►
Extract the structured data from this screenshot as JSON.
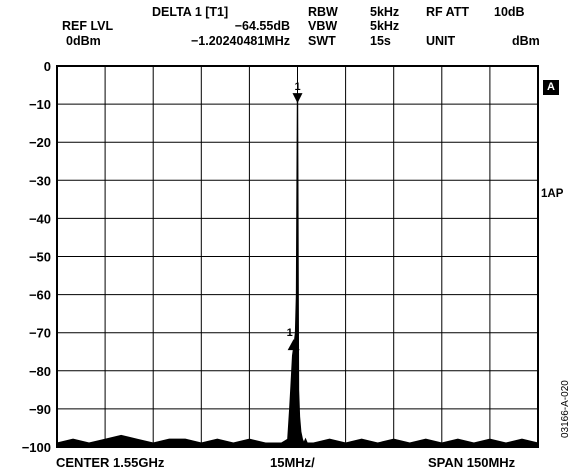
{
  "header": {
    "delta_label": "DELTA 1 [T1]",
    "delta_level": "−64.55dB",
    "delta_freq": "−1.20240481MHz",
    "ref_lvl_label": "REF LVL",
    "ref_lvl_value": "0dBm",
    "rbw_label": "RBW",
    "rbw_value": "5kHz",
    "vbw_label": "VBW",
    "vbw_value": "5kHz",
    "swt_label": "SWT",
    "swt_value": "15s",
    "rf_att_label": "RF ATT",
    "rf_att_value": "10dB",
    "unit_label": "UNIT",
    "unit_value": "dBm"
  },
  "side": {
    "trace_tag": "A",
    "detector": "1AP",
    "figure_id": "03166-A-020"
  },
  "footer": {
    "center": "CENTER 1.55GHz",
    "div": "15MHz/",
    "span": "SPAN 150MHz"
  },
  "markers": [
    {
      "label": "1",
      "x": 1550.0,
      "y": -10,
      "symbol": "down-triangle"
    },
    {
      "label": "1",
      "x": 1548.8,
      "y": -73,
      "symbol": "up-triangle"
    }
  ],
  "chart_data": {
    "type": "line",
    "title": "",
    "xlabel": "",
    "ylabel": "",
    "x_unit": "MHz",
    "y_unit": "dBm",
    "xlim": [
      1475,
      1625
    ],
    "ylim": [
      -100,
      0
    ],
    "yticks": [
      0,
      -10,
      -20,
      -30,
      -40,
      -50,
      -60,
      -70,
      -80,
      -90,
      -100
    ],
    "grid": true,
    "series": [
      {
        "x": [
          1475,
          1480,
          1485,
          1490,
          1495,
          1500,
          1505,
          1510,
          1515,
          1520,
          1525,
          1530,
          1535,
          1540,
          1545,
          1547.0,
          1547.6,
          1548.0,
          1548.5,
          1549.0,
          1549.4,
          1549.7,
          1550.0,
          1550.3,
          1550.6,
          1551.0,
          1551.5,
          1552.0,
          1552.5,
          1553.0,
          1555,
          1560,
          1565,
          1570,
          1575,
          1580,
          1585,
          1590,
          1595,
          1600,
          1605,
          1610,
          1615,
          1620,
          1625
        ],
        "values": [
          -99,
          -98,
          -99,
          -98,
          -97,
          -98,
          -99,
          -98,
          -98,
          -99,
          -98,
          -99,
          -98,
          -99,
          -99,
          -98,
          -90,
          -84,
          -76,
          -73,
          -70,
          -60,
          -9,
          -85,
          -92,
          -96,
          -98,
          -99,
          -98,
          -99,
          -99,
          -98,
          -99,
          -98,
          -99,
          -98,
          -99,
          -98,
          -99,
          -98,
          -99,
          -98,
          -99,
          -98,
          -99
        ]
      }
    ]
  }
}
◄
►
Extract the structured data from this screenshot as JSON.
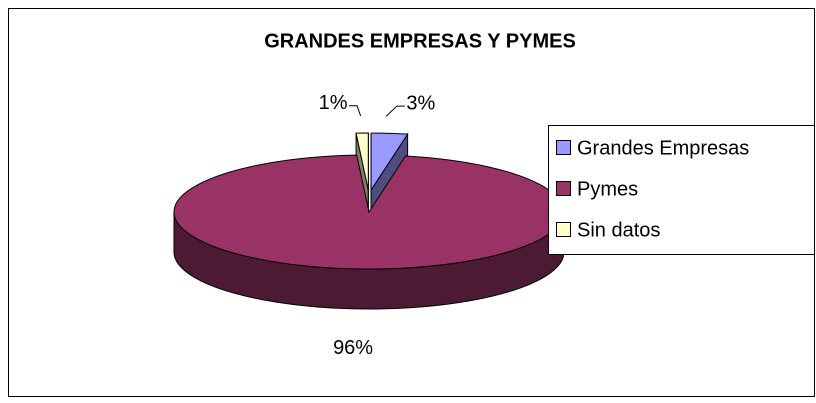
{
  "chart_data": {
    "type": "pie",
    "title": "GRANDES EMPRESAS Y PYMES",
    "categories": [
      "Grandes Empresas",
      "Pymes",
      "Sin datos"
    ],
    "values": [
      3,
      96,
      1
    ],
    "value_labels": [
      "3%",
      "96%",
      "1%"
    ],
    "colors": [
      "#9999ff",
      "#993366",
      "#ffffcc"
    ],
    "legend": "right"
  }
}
◄
**Stated task**: Copy out the lines that hold "triangle".

**Final result**:
      "symbol": "down-triangle"
      "symbol": "up-triangle"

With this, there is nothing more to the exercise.